* [YOUR INSTRUCTIONS]:
Identify the lines that contain the string "Республика" and copy all of them.

* [RECORDS SHOWN]:
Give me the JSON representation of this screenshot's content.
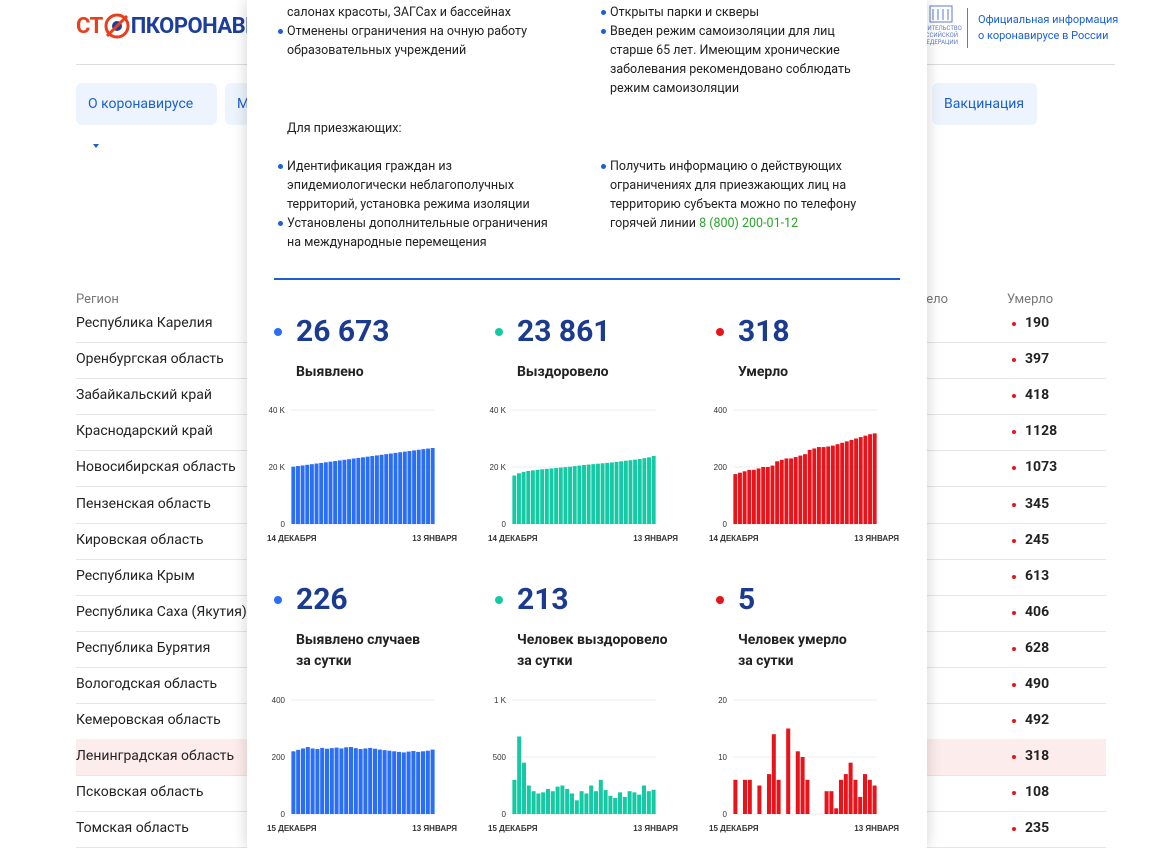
{
  "header": {
    "logo_left": "СТ",
    "logo_right": "ПКОРОНАВИРУС",
    "gov_emblem_text": [
      "ПРАВИТЕЛЬСТВО",
      "РОССИЙСКОЙ",
      "ФЕДЕРАЦИИ"
    ],
    "official_info": [
      "Официальная информация",
      "о коронавирусе в России"
    ]
  },
  "nav": [
    "О коронавирусе",
    "Меры",
    "Вакцинация"
  ],
  "table": {
    "headers": [
      "Регион",
      "Выздоровело",
      "Умерло"
    ],
    "rows": [
      [
        "Республика Карелия",
        "190"
      ],
      [
        "Оренбургская область",
        "397"
      ],
      [
        "Забайкальский край",
        "418"
      ],
      [
        "Краснодарский край",
        "1128"
      ],
      [
        "Новосибирская область",
        "1073"
      ],
      [
        "Пензенская область",
        "345"
      ],
      [
        "Кировская область",
        "245"
      ],
      [
        "Республика Крым",
        "613"
      ],
      [
        "Республика Саха (Якутия)",
        "406"
      ],
      [
        "Республика Бурятия",
        "628"
      ],
      [
        "Вологодская область",
        "490"
      ],
      [
        "Кемеровская область",
        "492"
      ],
      [
        "Ленинградская область",
        "318"
      ],
      [
        "Псковская область",
        "108"
      ],
      [
        "Томская область",
        "235"
      ]
    ]
  },
  "popup": {
    "left_top": {
      "continuation": "салонах красоты, ЗАГСах и бассейнах",
      "items": [
        "Отменены ограничения на очную работу образовательных учреждений"
      ]
    },
    "right_top": {
      "items": [
        "Открыты парки и скверы",
        "Введен режим самоизоляции для лиц старше 65 лет. Имеющим хронические заболевания рекомендовано соблюдать режим самоизоляции"
      ]
    },
    "arrivals_title": "Для приезжающих:",
    "left_bottom": {
      "items": [
        "Идентификация граждан из эпидемиологически неблагополучных территорий, установка режима изоляции",
        "Установлены дополнительные ограничения на международные перемещения"
      ]
    },
    "right_bottom": {
      "text": "Получить информацию о действующих ограничениях для приезжающих лиц на территорию субъекта можно по телефону горячей линии",
      "phone": "8 (800) 200-01-12"
    }
  },
  "chart_data": [
    {
      "type": "bar",
      "headline": "26 673",
      "title_lines": [
        "Выявлено"
      ],
      "color": "#2a6ef5",
      "categories": [
        "14 ДЕКАБРЯ",
        null,
        null,
        null,
        null,
        null,
        null,
        null,
        null,
        null,
        null,
        null,
        null,
        null,
        null,
        null,
        null,
        null,
        null,
        null,
        null,
        null,
        null,
        null,
        null,
        null,
        null,
        null,
        null,
        null,
        "13 ЯНВАРЯ"
      ],
      "values": [
        20110,
        20330,
        20550,
        20770,
        20990,
        21210,
        21430,
        21650,
        21870,
        22090,
        22310,
        22530,
        22750,
        22970,
        23190,
        23410,
        23630,
        23850,
        24070,
        24290,
        24510,
        24730,
        24950,
        25170,
        25390,
        25610,
        25830,
        26050,
        26270,
        26470,
        26673
      ],
      "ylim": [
        0,
        40000
      ],
      "yticks": [
        0,
        {
          "value": 20000,
          "label": "20 K"
        },
        {
          "value": 40000,
          "label": "40 K"
        }
      ],
      "grid": true
    },
    {
      "type": "bar",
      "headline": "23 861",
      "title_lines": [
        "Выздоровело"
      ],
      "color": "#14c9a3",
      "categories": [
        "14 ДЕКАБРЯ",
        null,
        null,
        null,
        null,
        null,
        null,
        null,
        null,
        null,
        null,
        null,
        null,
        null,
        null,
        null,
        null,
        null,
        null,
        null,
        null,
        null,
        null,
        null,
        null,
        null,
        null,
        null,
        null,
        null,
        "13 ЯНВАРЯ"
      ],
      "values": [
        17000,
        17800,
        18300,
        18600,
        18800,
        19000,
        19200,
        19350,
        19500,
        19650,
        19800,
        19950,
        20100,
        20300,
        20500,
        20700,
        20850,
        21000,
        21150,
        21300,
        21450,
        21600,
        21800,
        22000,
        22200,
        22400,
        22600,
        22800,
        23100,
        23400,
        23861
      ],
      "ylim": [
        0,
        40000
      ],
      "yticks": [
        0,
        {
          "value": 20000,
          "label": "20 K"
        },
        {
          "value": 40000,
          "label": "40 K"
        }
      ],
      "grid": true
    },
    {
      "type": "bar",
      "headline": "318",
      "title_lines": [
        "Умерло"
      ],
      "color": "#e8141c",
      "categories": [
        "14 ДЕКАБРЯ",
        null,
        null,
        null,
        null,
        null,
        null,
        null,
        null,
        null,
        null,
        null,
        null,
        null,
        null,
        null,
        null,
        null,
        null,
        null,
        null,
        null,
        null,
        null,
        null,
        null,
        null,
        null,
        null,
        null,
        "13 ЯНВАРЯ"
      ],
      "values": [
        175,
        180,
        185,
        190,
        190,
        195,
        200,
        200,
        205,
        220,
        225,
        230,
        230,
        235,
        240,
        245,
        260,
        265,
        270,
        270,
        272,
        275,
        280,
        285,
        290,
        295,
        300,
        305,
        310,
        315,
        318
      ],
      "ylim": [
        0,
        400
      ],
      "yticks": [
        0,
        200,
        400
      ],
      "grid": true
    },
    {
      "type": "bar",
      "headline": "226",
      "title_lines": [
        "Выявлено случаев",
        "за сутки"
      ],
      "color": "#2a6ef5",
      "categories": [
        "15 ДЕКАБРЯ",
        null,
        null,
        null,
        null,
        null,
        null,
        null,
        null,
        null,
        null,
        null,
        null,
        null,
        null,
        null,
        null,
        null,
        null,
        null,
        null,
        null,
        null,
        null,
        null,
        null,
        null,
        null,
        null,
        "13 ЯНВАРЯ"
      ],
      "values": [
        220,
        225,
        230,
        235,
        230,
        228,
        232,
        229,
        231,
        233,
        230,
        234,
        235,
        231,
        228,
        230,
        232,
        229,
        226,
        224,
        222,
        220,
        218,
        216,
        219,
        221,
        218,
        220,
        222,
        226
      ],
      "ylim": [
        0,
        400
      ],
      "yticks": [
        0,
        200,
        400
      ],
      "grid": true
    },
    {
      "type": "bar",
      "headline": "213",
      "title_lines": [
        "Человек выздоровело",
        "за сутки"
      ],
      "color": "#14c9a3",
      "categories": [
        "15 ДЕКАБРЯ",
        null,
        null,
        null,
        null,
        null,
        null,
        null,
        null,
        null,
        null,
        null,
        null,
        null,
        null,
        null,
        null,
        null,
        null,
        null,
        null,
        null,
        null,
        null,
        null,
        null,
        null,
        null,
        null,
        "13 ЯНВАРЯ"
      ],
      "values": [
        300,
        680,
        450,
        250,
        200,
        180,
        190,
        220,
        200,
        240,
        250,
        220,
        180,
        120,
        200,
        180,
        250,
        200,
        300,
        210,
        160,
        140,
        190,
        150,
        200,
        190,
        170,
        250,
        200,
        213
      ],
      "ylim": [
        0,
        1000
      ],
      "yticks": [
        0,
        500,
        {
          "value": 1000,
          "label": "1 K"
        }
      ],
      "grid": true
    },
    {
      "type": "bar",
      "headline": "5",
      "title_lines": [
        "Человек умерло",
        "за сутки"
      ],
      "color": "#e8141c",
      "categories": [
        "15 ДЕКАБРЯ",
        null,
        null,
        null,
        null,
        null,
        null,
        null,
        null,
        null,
        null,
        null,
        null,
        null,
        null,
        null,
        null,
        null,
        null,
        null,
        null,
        null,
        null,
        null,
        null,
        null,
        null,
        null,
        null,
        "13 ЯНВАРЯ"
      ],
      "values": [
        6,
        0,
        6,
        6,
        0,
        5,
        0,
        7,
        14,
        6,
        0,
        15,
        0,
        11,
        10,
        6,
        0,
        0,
        0,
        4,
        4,
        1,
        6,
        7,
        9,
        6,
        3,
        7,
        6,
        5
      ],
      "ylim": [
        0,
        20
      ],
      "yticks": [
        0,
        10,
        20
      ],
      "grid": true
    }
  ]
}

* [EXERCISE RESULT]:
        "Республика Карелия",
        "Республика Крым",
        "Республика Саха (Якутия)",
        "Республика Бурятия",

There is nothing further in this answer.